- **WHAT IS ASKED**
Print out each record below, unaltered and complete, without its images.

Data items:
##############################

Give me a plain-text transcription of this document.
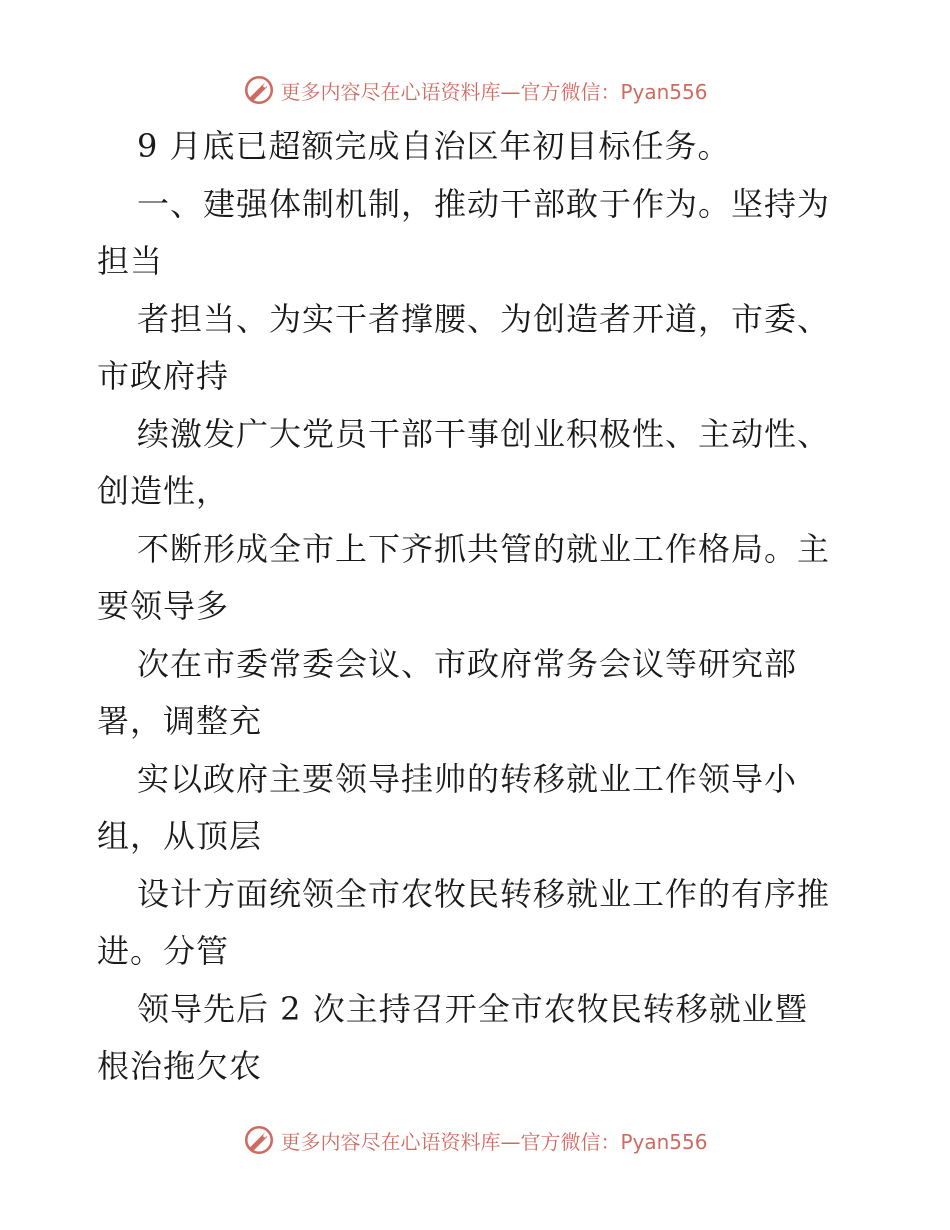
更多内容尽在心语资料库—官方微信：Pyan556
9 月底已超额完成自治区年初目标任务。
一、建强体制机制，推动干部敢于作为。坚持为
担当
者担当、为实干者撑腰、为创造者开道，市委、
市政府持
续激发广大党员干部干事创业积极性、主动性、
创造性，
不断形成全市上下齐抓共管的就业工作格局。主
要领导多
次在市委常委会议、市政府常务会议等研究部
署，调整充
实以政府主要领导挂帅的转移就业工作领导小
组，从顶层
设计方面统领全市农牧民转移就业工作的有序推
进。分管
领导先后 2 次主持召开全市农牧民转移就业暨
根治拖欠农
更多内容尽在心语资料库—官方微信：Pyan556
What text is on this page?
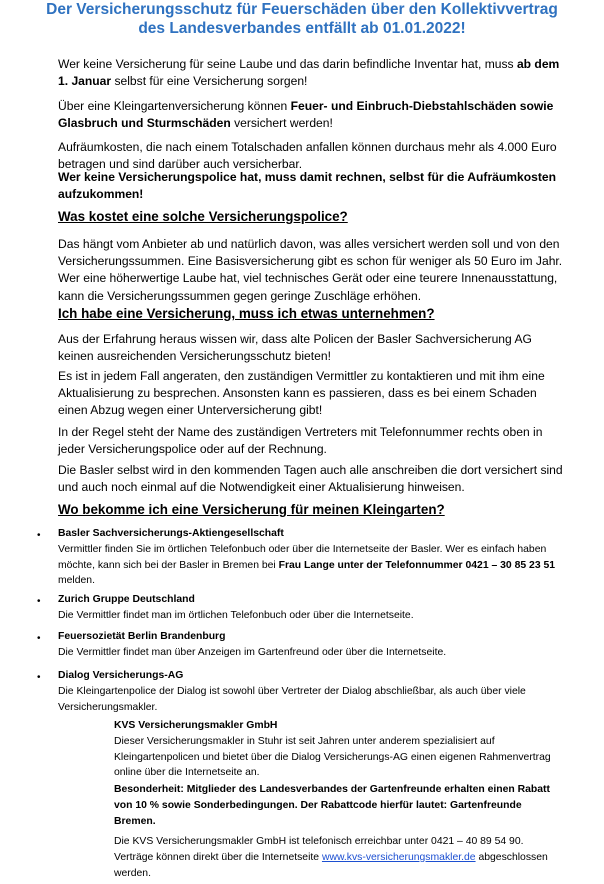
Der Versicherungsschutz für Feuerschäden über den Kollektivvertrag
des Landesverbandes entfällt ab 01.01.2022!
Wer keine Versicherung für seine Laube und das darin befindliche Inventar hat, muss ab dem 1. Januar selbst für eine Versicherung sorgen!
Über eine Kleingartenversicherung können Feuer- und Einbruch-Diebstahlschäden sowie Glasbruch und Sturmschäden versichert werden!
Aufräumkosten, die nach einem Totalschaden anfallen können durchaus mehr als 4.000 Euro betragen und sind darüber auch versicherbar.
Wer keine Versicherungspolice hat, muss damit rechnen, selbst für die Aufräumkosten aufzukommen!
Was kostet eine solche Versicherungspolice?
Das hängt vom Anbieter ab und natürlich davon, was alles versichert werden soll und von den Versicherungssummen. Eine Basisversicherung gibt es schon für weniger als 50 Euro im Jahr. Wer eine höherwertige Laube hat, viel technisches Gerät oder eine teurere Innenausstattung, kann die Versicherungssummen gegen geringe Zuschläge erhöhen.
Ich habe eine Versicherung, muss ich etwas unternehmen?
Aus der Erfahrung heraus wissen wir, dass alte Policen der Basler Sachversicherung AG keinen ausreichenden Versicherungsschutz bieten!
Es ist in jedem Fall angeraten, den zuständigen Vermittler zu kontaktieren und mit ihm eine Aktualisierung zu besprechen. Ansonsten kann es passieren, dass es bei einem Schaden einen Abzug wegen einer Unterversicherung gibt!
In der Regel steht der Name des zuständigen Vertreters mit Telefonnummer rechts oben in jeder Versicherungspolice oder auf der Rechnung.
Die Basler selbst wird in den kommenden Tagen auch alle anschreiben die dort versichert sind und auch noch einmal auf die Notwendigkeit einer Aktualisierung hinweisen.
Wo bekomme ich eine Versicherung für meinen Kleingarten?
• Basler Sachversicherungs-Aktiengesellschaft
Vermittler finden Sie im örtlichen Telefonbuch oder über die Internetseite der Basler. Wer es einfach haben möchte, kann sich bei der Basler in Bremen bei Frau Lange unter der Telefonnummer 0421 – 30 85 23 51 melden.
• Zurich Gruppe Deutschland
Die Vermittler findet man im örtlichen Telefonbuch oder über die Internetseite.
• Feuersozietät Berlin Brandenburg
Die Vermittler findet man über Anzeigen im Gartenfreund oder über die Internetseite.
• Dialog Versicherungs-AG
Die Kleingartenpolice der Dialog ist sowohl über Vertreter der Dialog abschließbar, als auch über viele Versicherungsmakler.
KVS Versicherungsmakler GmbH
Dieser Versicherungsmakler in Stuhr ist seit Jahren unter anderem spezialisiert auf Kleingartenpolicen und bietet über die Dialog Versicherungs-AG einen eigenen Rahmenvertrag online über die Internetseite an.
Besonderheit: Mitglieder des Landesverbandes der Gartenfreunde erhalten einen Rabatt von 10 % sowie Sonderbedingungen. Der Rabattcode hierfür lautet: Gartenfreunde Bremen.
Die KVS Versicherungsmakler GmbH ist telefonisch erreichbar unter 0421 – 40 89 54 90. Verträge können direkt über die Internetseite www.kvs-versicherungsmakler.de abgeschlossen werden.
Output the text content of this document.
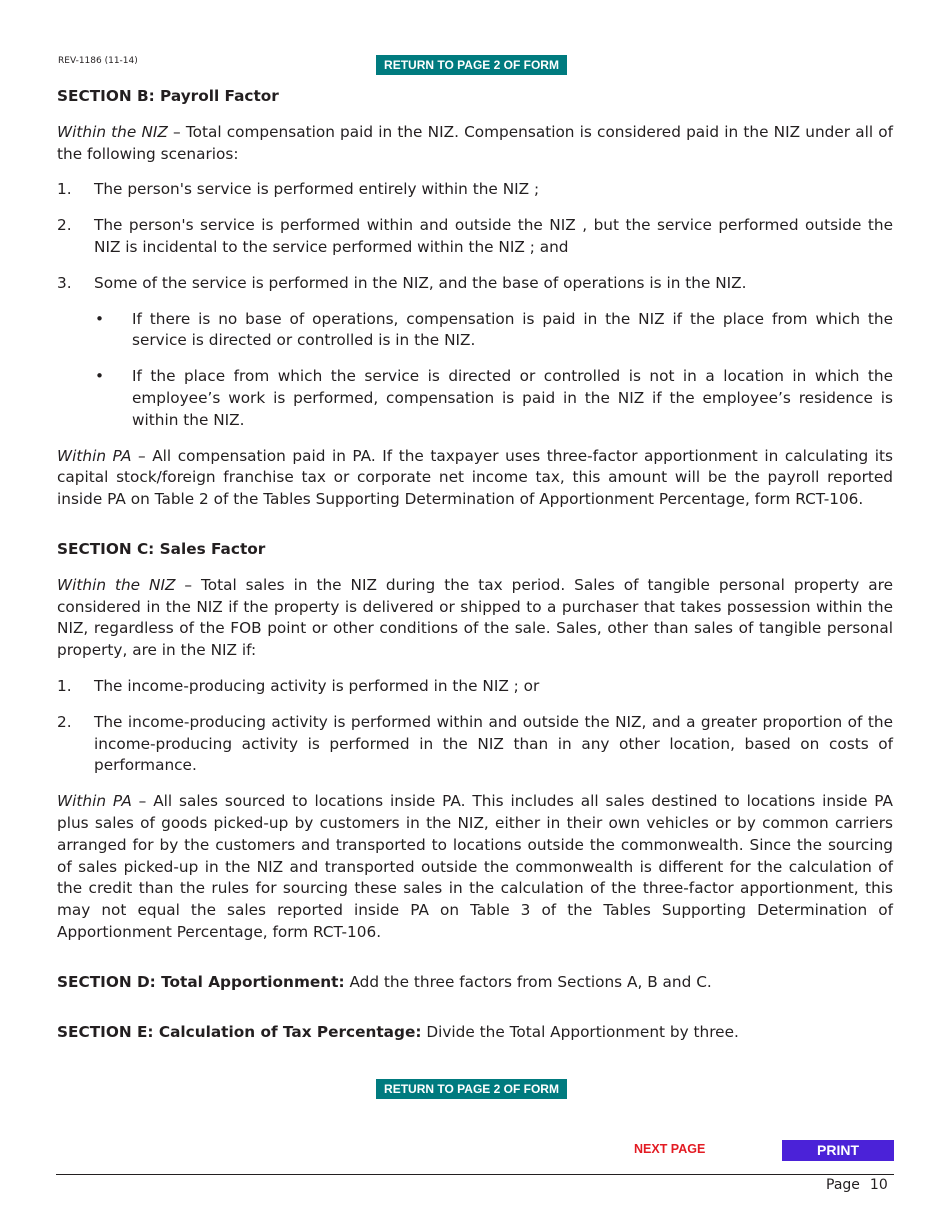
REV-1186 (11-14)	RETURN TO PAGE 2 OF FORM
SECTION B: Payroll Factor

Within the NIZ – Total compensation paid in the NIZ. Compensation is considered paid in the NIZ under all of the following scenarios:

1.	The person's service is performed entirely within the NIZ ;
2.	The person's service is performed within and outside the NIZ , but the service performed outside the NIZ is incidental to the service performed within the NIZ ; and
3.	Some of the service is performed in the NIZ, and the base of operations is in the NIZ.
•	If there is no base of operations, compensation is paid in the NIZ if the place from which the service is directed or controlled is in the NIZ.
•	If the place from which the service is directed or controlled is not in a location in which the employee’s work is performed, compensation is paid in the NIZ if the employee’s residence is within the NIZ.

Within PA – All compensation paid in PA. If the taxpayer uses three-factor apportionment in calculating its capital stock/foreign franchise tax or corporate net income tax, this amount will be the payroll reported inside PA on Table 2 of the Tables Supporting Determination of Apportionment Percentage, form RCT-106.

SECTION C: Sales Factor

Within the NIZ – Total sales in the NIZ during the tax period. Sales of tangible personal property are considered in the NIZ if the property is delivered or shipped to a purchaser that takes possession within the NIZ, regardless of the FOB point or other conditions of the sale. Sales, other than sales of tangible personal property, are in the NIZ if:

1.	The income-producing activity is performed in the NIZ ; or
2.	The income-producing activity is performed within and outside the NIZ, and a greater proportion of the income-producing activity is performed in the NIZ than in any other location, based on costs of performance.

Within PA – All sales sourced to locations inside PA. This includes all sales destined to locations inside PA plus sales of goods picked-up by customers in the NIZ, either in their own vehicles or by common carriers arranged for by the customers and transported to locations outside the commonwealth. Since the sourcing of sales picked-up in the NIZ and transported outside the commonwealth is different for the calculation of the credit than the rules for sourcing these sales in the calculation of the three-factor apportionment, this may not equal the sales reported inside PA on Table 3 of the Tables Supporting Determination of Apportionment Percentage, form RCT-106.

SECTION D: Total Apportionment: Add the three factors from Sections A, B and C.

SECTION E: Calculation of Tax Percentage: Divide the Total Apportionment by three.

RETURN TO PAGE 2 OF FORM
NEXT PAGE	PRINT
Page 10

##############################

- **WRITTEN SOLUTION**
Give me a plain-text transcription of this document.
更多内容尽在心语资料库—官方微信：Pyan556
9 月底已超额完成自治区年初目标任务。
一、建强体制机制，推动干部敢于作为。坚持为
担当
者担当、为实干者撑腰、为创造者开道，市委、
市政府持
续激发广大党员干部干事创业积极性、主动性、
创造性，
不断形成全市上下齐抓共管的就业工作格局。主
要领导多
次在市委常委会议、市政府常务会议等研究部
署，调整充
实以政府主要领导挂帅的转移就业工作领导小
组，从顶层
设计方面统领全市农牧民转移就业工作的有序推
进。分管
领导先后 2 次主持召开全市农牧民转移就业暨
根治拖欠农
更多内容尽在心语资料库—官方微信：Pyan556
What text is on this page?
Der Versicherungsschutz für Feuerschäden über den Kollektivvertrag
des Landesverbandes entfällt ab 01.01.2022!
Wer keine Versicherung für seine Laube und das darin befindliche Inventar hat, muss ab dem 1. Januar selbst für eine Versicherung sorgen!
Über eine Kleingartenversicherung können Feuer- und Einbruch-Diebstahlschäden sowie Glasbruch und Sturmschäden versichert werden!
Aufräumkosten, die nach einem Totalschaden anfallen können durchaus mehr als 4.000 Euro betragen und sind darüber auch versicherbar.
Wer keine Versicherungspolice hat, muss damit rechnen, selbst für die Aufräumkosten aufzukommen!
Was kostet eine solche Versicherungspolice?
Das hängt vom Anbieter ab und natürlich davon, was alles versichert werden soll und von den Versicherungssummen. Eine Basisversicherung gibt es schon für weniger als 50 Euro im Jahr. Wer eine höherwertige Laube hat, viel technisches Gerät oder eine teurere Innenausstattung, kann die Versicherungssummen gegen geringe Zuschläge erhöhen.
Ich habe eine Versicherung, muss ich etwas unternehmen?
Aus der Erfahrung heraus wissen wir, dass alte Policen der Basler Sachversicherung AG keinen ausreichenden Versicherungsschutz bieten!
Es ist in jedem Fall angeraten, den zuständigen Vermittler zu kontaktieren und mit ihm eine Aktualisierung zu besprechen. Ansonsten kann es passieren, dass es bei einem Schaden einen Abzug wegen einer Unterversicherung gibt!
In der Regel steht der Name des zuständigen Vertreters mit Telefonnummer rechts oben in jeder Versicherungspolice oder auf der Rechnung.
Die Basler selbst wird in den kommenden Tagen auch alle anschreiben die dort versichert sind und auch noch einmal auf die Notwendigkeit einer Aktualisierung hinweisen.
Wo bekomme ich eine Versicherung für meinen Kleingarten?
• Basler Sachversicherungs-Aktiengesellschaft
Vermittler finden Sie im örtlichen Telefonbuch oder über die Internetseite der Basler. Wer es einfach haben möchte, kann sich bei der Basler in Bremen bei Frau Lange unter der Telefonnummer 0421 – 30 85 23 51 melden.
• Zurich Gruppe Deutschland
Die Vermittler findet man im örtlichen Telefonbuch oder über die Internetseite.
• Feuersozietät Berlin Brandenburg
Die Vermittler findet man über Anzeigen im Gartenfreund oder über die Internetseite.
• Dialog Versicherungs-AG
Die Kleingartenpolice der Dialog ist sowohl über Vertreter der Dialog abschließbar, als auch über viele Versicherungsmakler.
KVS Versicherungsmakler GmbH
Dieser Versicherungsmakler in Stuhr ist seit Jahren unter anderem spezialisiert auf Kleingartenpolicen und bietet über die Dialog Versicherungs-AG einen eigenen Rahmenvertrag online über die Internetseite an.
Besonderheit: Mitglieder des Landesverbandes der Gartenfreunde erhalten einen Rabatt von 10 % sowie Sonderbedingungen. Der Rabattcode hierfür lautet: Gartenfreunde Bremen.
Die KVS Versicherungsmakler GmbH ist telefonisch erreichbar unter 0421 – 40 89 54 90. Verträge können direkt über die Internetseite www.kvs-versicherungsmakler.de abgeschlossen werden.
Output the text content of this document.
REV-1186 (11-14)	RETURN TO PAGE 2 OF FORM
SECTION B: Payroll Factor

Within the NIZ – Total compensation paid in the NIZ. Compensation is considered paid in the NIZ under all of the following scenarios:

1.	The person's service is performed entirely within the NIZ ;
2.	The person's service is performed within and outside the NIZ , but the service performed outside the NIZ is incidental to the service performed within the NIZ ; and
3.	Some of the service is performed in the NIZ, and the base of operations is in the NIZ.
•	If there is no base of operations, compensation is paid in the NIZ if the place from which the service is directed or controlled is in the NIZ.
•	If the place from which the service is directed or controlled is not in a location in which the employee’s work is performed, compensation is paid in the NIZ if the employee’s residence is within the NIZ.

Within PA – All compensation paid in PA. If the taxpayer uses three-factor apportionment in calculating its capital stock/foreign franchise tax or corporate net income tax, this amount will be the payroll reported inside PA on Table 2 of the Tables Supporting Determination of Apportionment Percentage, form RCT-106.

SECTION C: Sales Factor

Within the NIZ – Total sales in the NIZ during the tax period. Sales of tangible personal property are considered in the NIZ if the property is delivered or shipped to a purchaser that takes possession within the NIZ, regardless of the FOB point or other conditions of the sale. Sales, other than sales of tangible personal property, are in the NIZ if:

1.	The income-producing activity is performed in the NIZ ; or
2.	The income-producing activity is performed within and outside the NIZ, and a greater proportion of the income-producing activity is performed in the NIZ than in any other location, based on costs of performance.

Within PA – All sales sourced to locations inside PA. This includes all sales destined to locations inside PA plus sales of goods picked-up by customers in the NIZ, either in their own vehicles or by common carriers arranged for by the customers and transported to locations outside the commonwealth. Since the sourcing of sales picked-up in the NIZ and transported outside the commonwealth is different for the calculation of the credit than the rules for sourcing these sales in the calculation of the three-factor apportionment, this may not equal the sales reported inside PA on Table 3 of the Tables Supporting Determination of Apportionment Percentage, form RCT-106.

SECTION D: Total Apportionment: Add the three factors from Sections A, B and C.

SECTION E: Calculation of Tax Percentage: Divide the Total Apportionment by three.

RETURN TO PAGE 2 OF FORM
NEXT PAGE	PRINT
Page 10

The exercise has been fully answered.